Challenge: Check each line of the data below for the word "første", then extract the ones that have it.

Data records:
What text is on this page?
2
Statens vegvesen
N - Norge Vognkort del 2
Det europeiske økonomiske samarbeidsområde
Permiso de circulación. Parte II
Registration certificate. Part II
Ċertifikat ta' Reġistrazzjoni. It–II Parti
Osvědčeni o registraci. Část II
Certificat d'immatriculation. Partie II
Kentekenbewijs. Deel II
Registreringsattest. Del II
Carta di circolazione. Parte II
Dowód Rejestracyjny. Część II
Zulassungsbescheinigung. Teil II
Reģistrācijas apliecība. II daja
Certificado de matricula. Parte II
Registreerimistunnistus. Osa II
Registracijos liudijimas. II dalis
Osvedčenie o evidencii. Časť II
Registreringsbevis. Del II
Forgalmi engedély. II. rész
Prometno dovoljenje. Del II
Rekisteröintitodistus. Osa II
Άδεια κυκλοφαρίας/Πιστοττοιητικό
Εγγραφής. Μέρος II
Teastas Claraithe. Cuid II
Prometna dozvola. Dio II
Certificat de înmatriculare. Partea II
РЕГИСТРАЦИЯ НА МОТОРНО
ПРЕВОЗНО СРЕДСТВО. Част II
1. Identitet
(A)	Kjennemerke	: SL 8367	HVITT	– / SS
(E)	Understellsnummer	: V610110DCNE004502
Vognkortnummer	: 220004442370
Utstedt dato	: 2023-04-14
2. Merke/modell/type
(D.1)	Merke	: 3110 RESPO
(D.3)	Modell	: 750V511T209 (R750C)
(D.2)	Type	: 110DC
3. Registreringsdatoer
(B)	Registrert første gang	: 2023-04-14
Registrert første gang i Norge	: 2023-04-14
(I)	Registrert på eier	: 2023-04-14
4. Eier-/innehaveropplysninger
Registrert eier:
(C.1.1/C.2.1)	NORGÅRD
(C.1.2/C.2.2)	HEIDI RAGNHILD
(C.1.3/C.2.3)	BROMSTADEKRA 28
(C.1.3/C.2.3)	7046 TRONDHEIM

Written reply:
(B)	Registrert første gang	: 2023-04-14
Registrert første gang i Norge	: 2023-04-14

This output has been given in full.